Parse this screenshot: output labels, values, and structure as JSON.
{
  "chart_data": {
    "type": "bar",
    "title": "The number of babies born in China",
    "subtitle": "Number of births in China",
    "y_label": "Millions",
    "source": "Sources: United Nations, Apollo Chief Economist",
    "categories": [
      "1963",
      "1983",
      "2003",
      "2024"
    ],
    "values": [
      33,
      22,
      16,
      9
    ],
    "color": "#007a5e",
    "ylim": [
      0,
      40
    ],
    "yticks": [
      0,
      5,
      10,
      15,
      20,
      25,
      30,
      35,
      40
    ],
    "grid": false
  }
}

###

> What is expected: The records above should all be quoted exactly, please.

> Response to the exercise:
Parse this screenshot: output labels, values, and structure as JSON.
{
  "chart_data": {
    "type": "bar",
    "title": "The number of babies born in China",
    "subtitle": "Number of births in China",
    "y_label": "Millions",
    "source": "Sources: United Nations, Apollo Chief Economist",
    "categories": [
      "1963",
      "1983",
      "2003",
      "2024"
    ],
    "values": [
      33,
      22,
      16,
      9
    ],
    "color": "#007a5e",
    "ylim": [
      0,
      40
    ],
    "yticks": [
      0,
      5,
      10,
      15,
      20,
      25,
      30,
      35,
      40
    ],
    "grid": false
  }
}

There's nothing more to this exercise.